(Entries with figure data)

──────────────────────────────

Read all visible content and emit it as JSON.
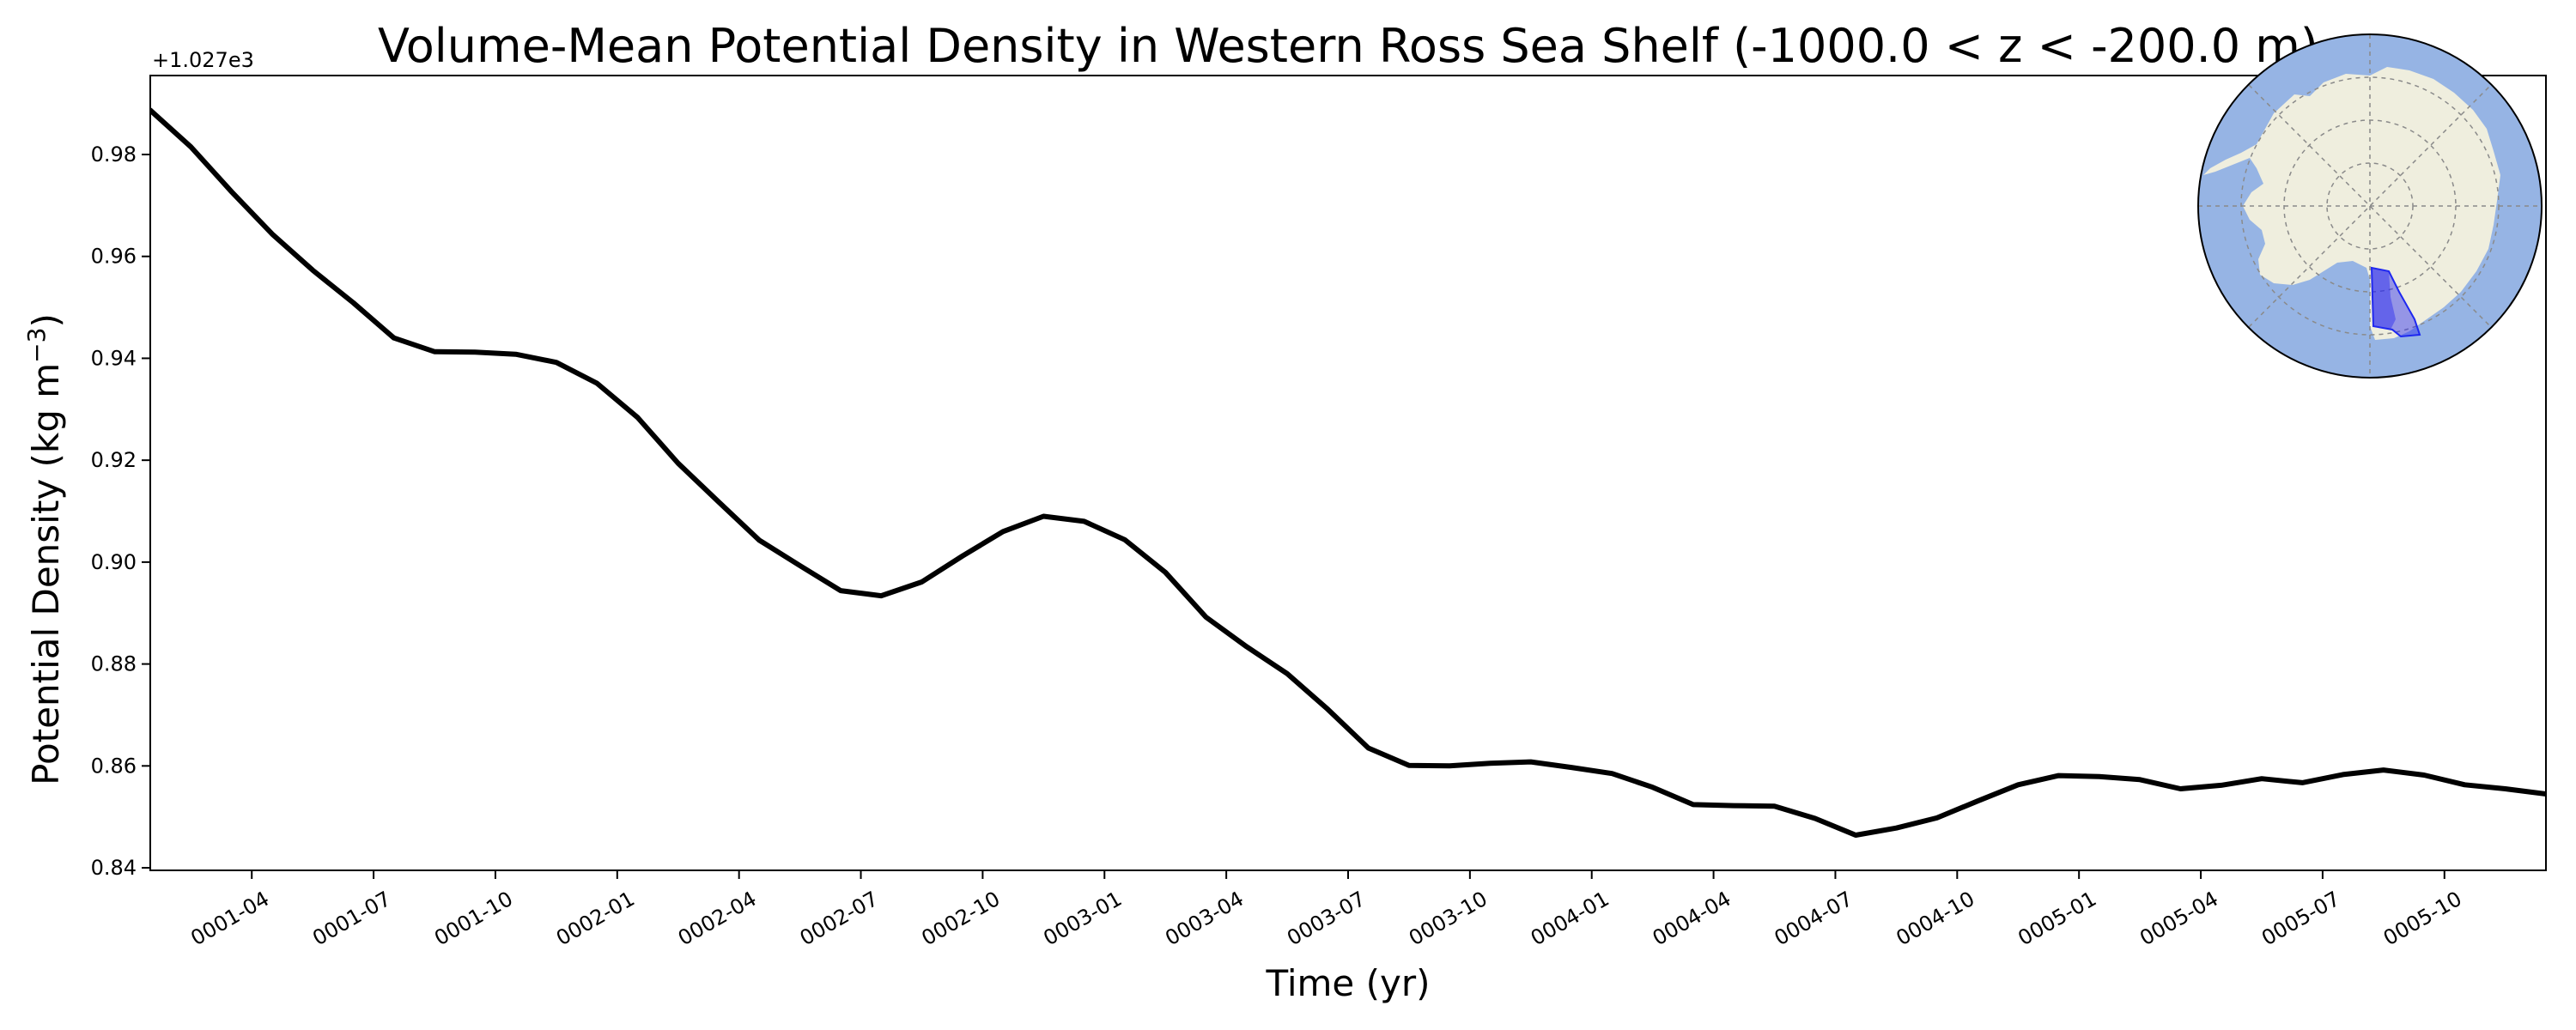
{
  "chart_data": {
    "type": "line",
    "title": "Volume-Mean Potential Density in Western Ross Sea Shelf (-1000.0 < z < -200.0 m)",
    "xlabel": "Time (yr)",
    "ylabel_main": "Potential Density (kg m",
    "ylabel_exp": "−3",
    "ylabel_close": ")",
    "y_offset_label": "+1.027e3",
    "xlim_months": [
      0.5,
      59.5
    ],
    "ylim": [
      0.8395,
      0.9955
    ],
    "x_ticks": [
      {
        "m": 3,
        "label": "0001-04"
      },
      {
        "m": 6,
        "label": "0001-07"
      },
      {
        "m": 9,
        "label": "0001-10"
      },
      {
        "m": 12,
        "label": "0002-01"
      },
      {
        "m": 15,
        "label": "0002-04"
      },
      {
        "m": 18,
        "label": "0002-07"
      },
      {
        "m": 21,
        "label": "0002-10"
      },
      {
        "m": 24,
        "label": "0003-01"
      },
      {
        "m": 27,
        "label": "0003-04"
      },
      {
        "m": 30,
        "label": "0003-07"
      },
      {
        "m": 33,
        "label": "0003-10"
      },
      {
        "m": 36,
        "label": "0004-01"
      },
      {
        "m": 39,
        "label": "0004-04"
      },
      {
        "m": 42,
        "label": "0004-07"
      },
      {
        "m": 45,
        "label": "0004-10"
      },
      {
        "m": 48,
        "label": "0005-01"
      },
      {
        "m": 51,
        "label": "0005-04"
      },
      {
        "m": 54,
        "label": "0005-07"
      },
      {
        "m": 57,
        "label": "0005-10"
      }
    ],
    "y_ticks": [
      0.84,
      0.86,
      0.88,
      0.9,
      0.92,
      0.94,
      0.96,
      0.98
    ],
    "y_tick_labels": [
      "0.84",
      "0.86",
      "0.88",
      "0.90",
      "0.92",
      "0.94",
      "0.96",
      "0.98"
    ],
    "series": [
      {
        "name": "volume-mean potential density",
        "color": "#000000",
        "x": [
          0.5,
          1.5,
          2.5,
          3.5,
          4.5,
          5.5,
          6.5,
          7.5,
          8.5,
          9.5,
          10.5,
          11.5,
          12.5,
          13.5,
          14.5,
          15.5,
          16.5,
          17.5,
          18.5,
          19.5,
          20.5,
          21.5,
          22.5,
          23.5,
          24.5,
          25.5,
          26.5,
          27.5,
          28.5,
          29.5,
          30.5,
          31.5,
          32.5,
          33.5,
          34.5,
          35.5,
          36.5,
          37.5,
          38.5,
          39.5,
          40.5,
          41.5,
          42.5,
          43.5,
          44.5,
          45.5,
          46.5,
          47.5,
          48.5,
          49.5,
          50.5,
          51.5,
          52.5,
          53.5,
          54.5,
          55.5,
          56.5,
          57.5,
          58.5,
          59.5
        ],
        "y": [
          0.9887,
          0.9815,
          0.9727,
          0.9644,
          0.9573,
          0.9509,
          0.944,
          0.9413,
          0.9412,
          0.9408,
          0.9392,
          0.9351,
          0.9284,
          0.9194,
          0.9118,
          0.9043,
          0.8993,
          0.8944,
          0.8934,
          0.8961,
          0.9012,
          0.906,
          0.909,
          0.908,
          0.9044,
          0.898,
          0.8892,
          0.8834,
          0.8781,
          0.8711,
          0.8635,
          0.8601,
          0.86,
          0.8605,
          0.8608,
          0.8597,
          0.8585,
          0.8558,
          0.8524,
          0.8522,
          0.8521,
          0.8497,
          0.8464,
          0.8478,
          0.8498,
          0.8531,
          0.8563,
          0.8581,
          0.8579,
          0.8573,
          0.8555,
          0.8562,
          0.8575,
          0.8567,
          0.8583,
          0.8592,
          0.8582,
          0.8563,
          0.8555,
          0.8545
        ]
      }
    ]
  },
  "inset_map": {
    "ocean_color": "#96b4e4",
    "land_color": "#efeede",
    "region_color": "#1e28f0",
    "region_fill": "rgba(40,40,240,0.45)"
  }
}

──────────────────────────────

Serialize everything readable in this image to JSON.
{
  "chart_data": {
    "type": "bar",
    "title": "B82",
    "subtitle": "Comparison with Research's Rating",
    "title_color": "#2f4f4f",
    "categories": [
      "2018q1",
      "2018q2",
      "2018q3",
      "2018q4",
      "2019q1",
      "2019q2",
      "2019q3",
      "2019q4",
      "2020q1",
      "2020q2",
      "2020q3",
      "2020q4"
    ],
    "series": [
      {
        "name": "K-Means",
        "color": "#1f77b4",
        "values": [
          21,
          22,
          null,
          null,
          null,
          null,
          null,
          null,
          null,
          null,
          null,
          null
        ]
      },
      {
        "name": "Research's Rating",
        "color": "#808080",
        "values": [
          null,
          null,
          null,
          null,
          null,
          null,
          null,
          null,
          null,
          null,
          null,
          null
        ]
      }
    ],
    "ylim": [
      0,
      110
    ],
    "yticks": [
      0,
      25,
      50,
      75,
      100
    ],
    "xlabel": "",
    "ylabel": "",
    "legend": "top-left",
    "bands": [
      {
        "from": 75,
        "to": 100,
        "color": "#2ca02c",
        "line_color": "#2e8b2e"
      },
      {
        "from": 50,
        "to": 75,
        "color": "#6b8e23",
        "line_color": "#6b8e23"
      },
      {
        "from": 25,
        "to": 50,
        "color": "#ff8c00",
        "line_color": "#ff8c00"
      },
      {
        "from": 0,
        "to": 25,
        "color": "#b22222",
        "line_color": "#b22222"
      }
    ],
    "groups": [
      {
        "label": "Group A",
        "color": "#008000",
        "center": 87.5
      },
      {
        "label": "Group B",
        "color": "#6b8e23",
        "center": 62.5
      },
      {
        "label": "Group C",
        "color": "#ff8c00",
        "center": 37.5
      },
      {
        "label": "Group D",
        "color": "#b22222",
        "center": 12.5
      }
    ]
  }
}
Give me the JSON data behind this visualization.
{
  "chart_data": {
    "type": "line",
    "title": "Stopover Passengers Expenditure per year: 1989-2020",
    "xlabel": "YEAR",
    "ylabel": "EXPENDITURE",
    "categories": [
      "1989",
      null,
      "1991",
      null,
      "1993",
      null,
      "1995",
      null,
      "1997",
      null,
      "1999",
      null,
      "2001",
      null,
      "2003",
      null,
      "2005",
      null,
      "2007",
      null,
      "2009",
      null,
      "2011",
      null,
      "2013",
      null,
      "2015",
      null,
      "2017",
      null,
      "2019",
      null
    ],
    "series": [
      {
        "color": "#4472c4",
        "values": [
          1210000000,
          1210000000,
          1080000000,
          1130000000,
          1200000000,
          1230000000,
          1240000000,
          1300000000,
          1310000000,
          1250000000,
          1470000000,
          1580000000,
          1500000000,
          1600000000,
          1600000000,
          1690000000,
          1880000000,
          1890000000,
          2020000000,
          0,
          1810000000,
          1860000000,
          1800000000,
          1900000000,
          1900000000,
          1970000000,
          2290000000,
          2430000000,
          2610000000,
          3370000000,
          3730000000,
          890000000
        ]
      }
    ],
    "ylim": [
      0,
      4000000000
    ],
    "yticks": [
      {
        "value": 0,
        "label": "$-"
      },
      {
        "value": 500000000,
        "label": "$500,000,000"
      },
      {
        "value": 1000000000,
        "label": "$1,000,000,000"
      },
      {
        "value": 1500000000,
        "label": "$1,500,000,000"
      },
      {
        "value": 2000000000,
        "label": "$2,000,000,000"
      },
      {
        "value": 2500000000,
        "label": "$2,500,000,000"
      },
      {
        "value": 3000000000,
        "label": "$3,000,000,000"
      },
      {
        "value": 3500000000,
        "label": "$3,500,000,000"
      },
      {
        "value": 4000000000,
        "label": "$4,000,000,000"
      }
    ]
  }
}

──────────────────────────────

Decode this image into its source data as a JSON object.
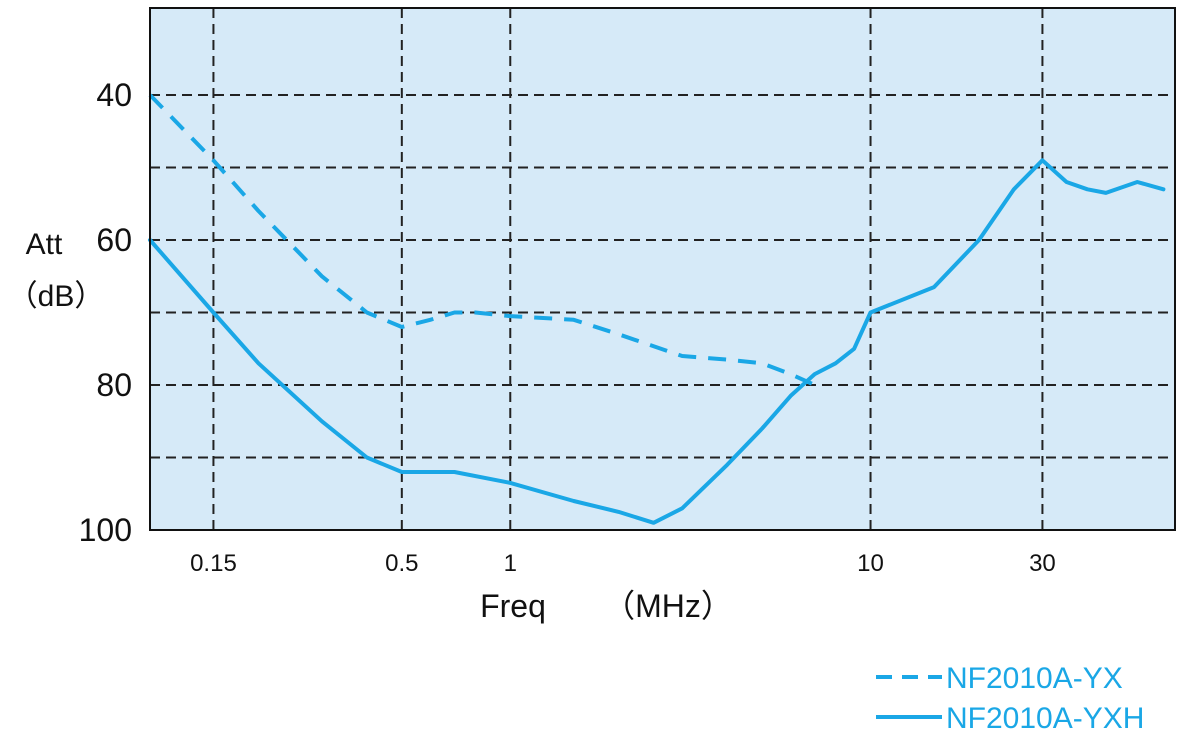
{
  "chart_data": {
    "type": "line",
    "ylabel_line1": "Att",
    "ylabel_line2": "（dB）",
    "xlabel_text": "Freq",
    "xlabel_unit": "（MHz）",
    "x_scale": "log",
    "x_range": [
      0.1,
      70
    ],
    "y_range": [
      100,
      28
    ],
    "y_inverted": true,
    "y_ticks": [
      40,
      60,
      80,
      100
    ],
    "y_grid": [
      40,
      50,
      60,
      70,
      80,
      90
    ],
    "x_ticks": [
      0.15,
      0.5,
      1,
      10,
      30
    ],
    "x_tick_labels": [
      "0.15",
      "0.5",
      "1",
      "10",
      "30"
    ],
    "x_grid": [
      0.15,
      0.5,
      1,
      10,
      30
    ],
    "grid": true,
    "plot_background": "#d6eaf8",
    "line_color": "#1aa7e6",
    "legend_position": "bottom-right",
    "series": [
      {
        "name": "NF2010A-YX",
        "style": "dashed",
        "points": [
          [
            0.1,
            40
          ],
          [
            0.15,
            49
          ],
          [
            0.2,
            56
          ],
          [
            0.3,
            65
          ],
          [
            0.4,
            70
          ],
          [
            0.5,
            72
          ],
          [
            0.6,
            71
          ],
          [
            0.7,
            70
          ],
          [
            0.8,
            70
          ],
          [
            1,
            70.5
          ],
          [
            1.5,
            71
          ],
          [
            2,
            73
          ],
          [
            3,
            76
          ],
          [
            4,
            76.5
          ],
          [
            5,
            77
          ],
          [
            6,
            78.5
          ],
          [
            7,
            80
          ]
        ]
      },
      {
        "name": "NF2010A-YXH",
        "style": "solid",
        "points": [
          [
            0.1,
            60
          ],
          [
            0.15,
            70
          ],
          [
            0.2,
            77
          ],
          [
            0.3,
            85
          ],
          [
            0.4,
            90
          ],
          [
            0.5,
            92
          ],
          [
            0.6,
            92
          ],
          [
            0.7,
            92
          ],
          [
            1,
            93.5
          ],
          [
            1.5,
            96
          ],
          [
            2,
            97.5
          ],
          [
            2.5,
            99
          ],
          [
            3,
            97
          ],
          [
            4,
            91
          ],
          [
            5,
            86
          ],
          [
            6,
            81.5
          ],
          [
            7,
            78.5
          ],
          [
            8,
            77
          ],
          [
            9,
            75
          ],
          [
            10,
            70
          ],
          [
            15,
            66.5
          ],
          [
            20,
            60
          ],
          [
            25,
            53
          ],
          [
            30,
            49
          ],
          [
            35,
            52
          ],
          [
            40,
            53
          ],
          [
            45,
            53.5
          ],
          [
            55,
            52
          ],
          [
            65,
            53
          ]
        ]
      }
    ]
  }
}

──────────────────────────────

◆ Given exercise
In the records above, how many lines contain the word "Research"? Give the number alone.

◆ Response
2